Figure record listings
☆ ☆ ☆
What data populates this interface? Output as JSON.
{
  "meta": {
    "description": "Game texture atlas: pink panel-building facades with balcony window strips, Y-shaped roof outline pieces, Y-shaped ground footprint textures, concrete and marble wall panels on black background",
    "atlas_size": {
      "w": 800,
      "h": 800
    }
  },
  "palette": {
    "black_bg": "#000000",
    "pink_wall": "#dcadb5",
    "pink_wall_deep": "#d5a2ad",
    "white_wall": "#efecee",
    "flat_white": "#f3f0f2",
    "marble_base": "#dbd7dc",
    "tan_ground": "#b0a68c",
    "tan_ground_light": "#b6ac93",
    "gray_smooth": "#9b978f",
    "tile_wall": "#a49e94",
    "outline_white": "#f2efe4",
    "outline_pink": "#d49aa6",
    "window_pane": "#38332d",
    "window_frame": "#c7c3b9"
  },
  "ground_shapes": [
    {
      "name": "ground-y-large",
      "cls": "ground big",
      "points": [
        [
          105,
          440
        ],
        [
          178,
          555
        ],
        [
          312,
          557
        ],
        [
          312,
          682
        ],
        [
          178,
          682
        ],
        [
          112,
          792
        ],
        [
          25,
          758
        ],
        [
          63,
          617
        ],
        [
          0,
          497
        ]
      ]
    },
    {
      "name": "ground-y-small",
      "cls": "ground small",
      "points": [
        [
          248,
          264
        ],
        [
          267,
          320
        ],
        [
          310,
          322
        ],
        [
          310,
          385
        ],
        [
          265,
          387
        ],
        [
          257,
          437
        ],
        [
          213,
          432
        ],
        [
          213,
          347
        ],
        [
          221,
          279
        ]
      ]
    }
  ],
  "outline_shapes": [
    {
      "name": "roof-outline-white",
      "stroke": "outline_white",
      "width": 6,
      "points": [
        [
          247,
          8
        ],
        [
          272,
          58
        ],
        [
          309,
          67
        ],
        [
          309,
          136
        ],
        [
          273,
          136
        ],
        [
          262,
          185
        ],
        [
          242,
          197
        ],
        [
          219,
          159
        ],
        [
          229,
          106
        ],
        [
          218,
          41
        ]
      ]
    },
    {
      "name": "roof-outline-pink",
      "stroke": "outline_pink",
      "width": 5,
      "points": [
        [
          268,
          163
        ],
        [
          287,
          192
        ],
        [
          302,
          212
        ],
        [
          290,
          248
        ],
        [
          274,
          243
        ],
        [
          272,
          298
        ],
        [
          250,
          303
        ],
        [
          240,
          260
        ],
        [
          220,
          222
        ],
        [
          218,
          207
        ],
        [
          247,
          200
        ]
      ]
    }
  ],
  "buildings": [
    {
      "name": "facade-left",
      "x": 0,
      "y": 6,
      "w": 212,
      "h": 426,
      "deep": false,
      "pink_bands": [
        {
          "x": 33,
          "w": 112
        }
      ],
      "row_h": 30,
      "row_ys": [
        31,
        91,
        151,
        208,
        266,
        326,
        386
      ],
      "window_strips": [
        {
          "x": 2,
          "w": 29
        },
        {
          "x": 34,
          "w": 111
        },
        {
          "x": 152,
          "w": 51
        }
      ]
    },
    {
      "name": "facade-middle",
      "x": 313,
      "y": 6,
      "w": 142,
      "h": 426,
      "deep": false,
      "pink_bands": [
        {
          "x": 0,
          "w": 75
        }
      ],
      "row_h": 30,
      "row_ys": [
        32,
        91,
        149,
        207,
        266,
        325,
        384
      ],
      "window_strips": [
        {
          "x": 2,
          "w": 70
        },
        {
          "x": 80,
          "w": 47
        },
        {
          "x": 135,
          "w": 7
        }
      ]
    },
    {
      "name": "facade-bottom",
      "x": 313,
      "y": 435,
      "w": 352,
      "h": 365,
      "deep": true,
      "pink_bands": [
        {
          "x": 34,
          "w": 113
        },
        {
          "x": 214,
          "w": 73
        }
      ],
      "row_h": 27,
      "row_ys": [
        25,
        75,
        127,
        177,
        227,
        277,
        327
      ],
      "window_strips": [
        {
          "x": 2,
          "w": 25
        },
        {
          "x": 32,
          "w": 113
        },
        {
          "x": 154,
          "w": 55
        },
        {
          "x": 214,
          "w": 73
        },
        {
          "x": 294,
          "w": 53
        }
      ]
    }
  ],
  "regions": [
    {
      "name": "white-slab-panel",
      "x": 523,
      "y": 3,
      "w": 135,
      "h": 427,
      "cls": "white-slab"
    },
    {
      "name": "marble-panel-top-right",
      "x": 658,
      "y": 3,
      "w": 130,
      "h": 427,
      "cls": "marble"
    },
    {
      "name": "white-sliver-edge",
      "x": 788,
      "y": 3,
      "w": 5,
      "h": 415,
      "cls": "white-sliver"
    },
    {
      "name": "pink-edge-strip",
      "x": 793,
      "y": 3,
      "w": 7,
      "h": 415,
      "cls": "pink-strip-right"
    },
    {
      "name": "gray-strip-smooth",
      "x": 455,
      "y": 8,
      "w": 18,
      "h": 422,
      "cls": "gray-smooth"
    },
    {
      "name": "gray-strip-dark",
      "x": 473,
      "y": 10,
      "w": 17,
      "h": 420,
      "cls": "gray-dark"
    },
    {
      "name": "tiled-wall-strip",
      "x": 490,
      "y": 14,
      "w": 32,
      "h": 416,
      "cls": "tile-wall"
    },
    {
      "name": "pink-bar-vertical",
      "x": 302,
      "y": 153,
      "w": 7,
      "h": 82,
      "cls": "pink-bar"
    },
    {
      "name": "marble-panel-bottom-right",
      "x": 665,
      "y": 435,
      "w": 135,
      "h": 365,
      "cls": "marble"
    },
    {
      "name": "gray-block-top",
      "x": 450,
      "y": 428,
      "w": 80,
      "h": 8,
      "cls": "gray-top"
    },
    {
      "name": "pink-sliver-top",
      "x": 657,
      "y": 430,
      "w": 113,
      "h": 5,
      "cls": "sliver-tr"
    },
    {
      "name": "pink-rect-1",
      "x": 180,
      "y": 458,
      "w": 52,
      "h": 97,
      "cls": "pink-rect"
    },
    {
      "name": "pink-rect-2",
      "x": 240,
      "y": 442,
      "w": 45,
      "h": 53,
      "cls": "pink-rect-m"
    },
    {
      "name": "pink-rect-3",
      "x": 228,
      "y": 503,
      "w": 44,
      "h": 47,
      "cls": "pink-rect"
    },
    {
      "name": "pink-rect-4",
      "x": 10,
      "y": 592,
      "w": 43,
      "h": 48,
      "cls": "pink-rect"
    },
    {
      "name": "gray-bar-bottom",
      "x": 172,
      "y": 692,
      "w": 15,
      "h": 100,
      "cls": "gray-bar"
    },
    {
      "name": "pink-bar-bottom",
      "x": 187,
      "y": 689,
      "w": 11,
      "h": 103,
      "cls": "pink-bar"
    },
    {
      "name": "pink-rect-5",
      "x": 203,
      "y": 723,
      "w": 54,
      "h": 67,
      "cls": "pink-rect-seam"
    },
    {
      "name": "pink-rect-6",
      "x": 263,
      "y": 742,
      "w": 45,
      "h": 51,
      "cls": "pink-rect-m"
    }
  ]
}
☆ ☆ ☆
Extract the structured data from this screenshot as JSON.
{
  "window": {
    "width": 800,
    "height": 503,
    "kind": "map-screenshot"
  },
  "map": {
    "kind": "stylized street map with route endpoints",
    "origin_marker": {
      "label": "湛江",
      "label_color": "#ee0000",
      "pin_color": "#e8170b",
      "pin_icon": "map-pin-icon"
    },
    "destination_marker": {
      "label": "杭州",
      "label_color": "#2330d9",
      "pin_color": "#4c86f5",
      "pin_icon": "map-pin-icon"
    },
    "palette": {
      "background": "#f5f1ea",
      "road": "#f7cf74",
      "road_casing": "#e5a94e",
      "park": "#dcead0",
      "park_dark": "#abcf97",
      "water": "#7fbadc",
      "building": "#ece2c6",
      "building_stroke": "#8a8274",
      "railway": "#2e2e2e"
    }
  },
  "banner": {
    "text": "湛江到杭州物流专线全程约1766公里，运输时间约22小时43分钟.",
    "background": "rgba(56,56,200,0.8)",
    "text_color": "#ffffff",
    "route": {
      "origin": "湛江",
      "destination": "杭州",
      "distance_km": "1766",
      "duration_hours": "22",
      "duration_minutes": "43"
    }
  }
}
☆ ☆ ☆
**Task directions:** Pick out, from the lines above, every one that contains the string "kind".

**Answer:**
    "kind": "map-screenshot"
    "kind": "stylized street map with route endpoints",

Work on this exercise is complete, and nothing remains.